Set down each line of the material that follows, exactly, with no pictures.

◆ Dataset items ◆

○ ○ ○ ○ ○

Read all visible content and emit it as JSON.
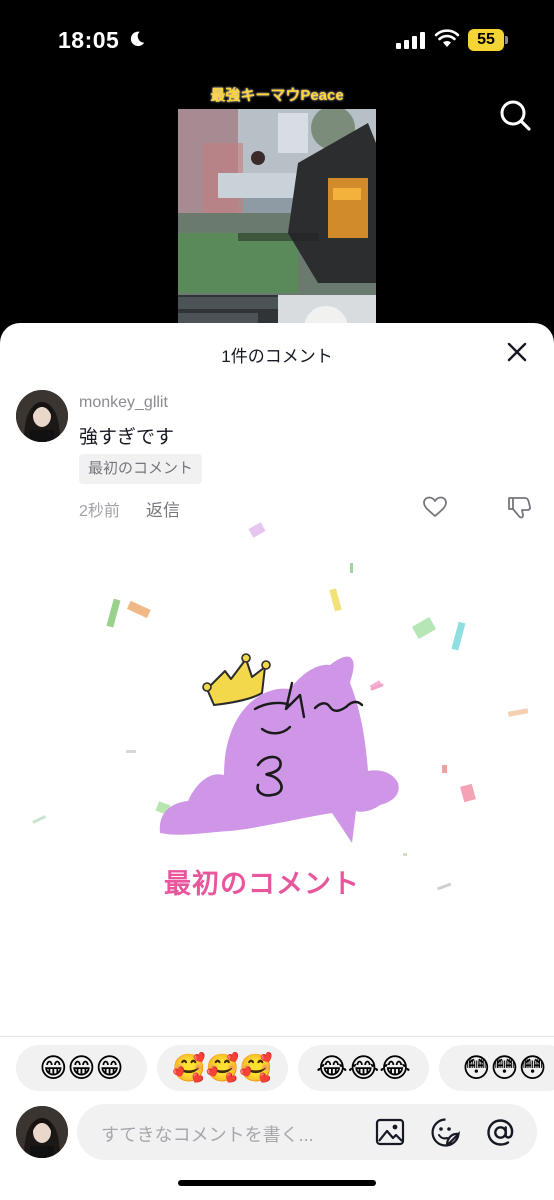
{
  "status_bar": {
    "time": "18:05",
    "battery": "55"
  },
  "video": {
    "overlay_title": "最強キーマウPeace"
  },
  "sheet": {
    "title": "1件のコメント"
  },
  "comment": {
    "username": "monkey_gllit",
    "text": "強すぎです",
    "badge": "最初のコメント",
    "time_ago": "2秒前",
    "reply_label": "返信"
  },
  "celebration": {
    "text": "最初のコメント"
  },
  "emoji_bar": [
    {
      "emoji": "😁😁😁"
    },
    {
      "emoji": "🥰🥰🥰"
    },
    {
      "emoji": "😂😂😂"
    },
    {
      "emoji": "😳😳😳"
    }
  ],
  "input": {
    "placeholder": "すてきなコメントを書く..."
  },
  "colors": {
    "accent_pink": "#e8579d",
    "character_purple": "#cf96e8",
    "crown_yellow": "#f2d84a"
  }
}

○ ○ ○ ○ ○

◆ RESPONSE TO THIS EXERCISE ◆
Read all visible content and emit it as JSON.
{
  "status_bar": {
    "time": "18:05",
    "battery": "55"
  },
  "video": {
    "overlay_title": "最強キーマウPeace"
  },
  "sheet": {
    "title": "1件のコメント"
  },
  "comment": {
    "username": "monkey_gllit",
    "text": "強すぎです",
    "badge": "最初のコメント",
    "time_ago": "2秒前",
    "reply_label": "返信"
  },
  "celebration": {
    "text": "最初のコメント"
  },
  "emoji_bar": [
    {
      "emoji": "😁😁😁"
    },
    {
      "emoji": "🥰🥰🥰"
    },
    {
      "emoji": "😂😂😂"
    },
    {
      "emoji": "😳😳😳"
    }
  ],
  "input": {
    "placeholder": "すてきなコメントを書く..."
  },
  "colors": {
    "accent_pink": "#e8579d",
    "character_purple": "#cf96e8",
    "crown_yellow": "#f2d84a"
  }
}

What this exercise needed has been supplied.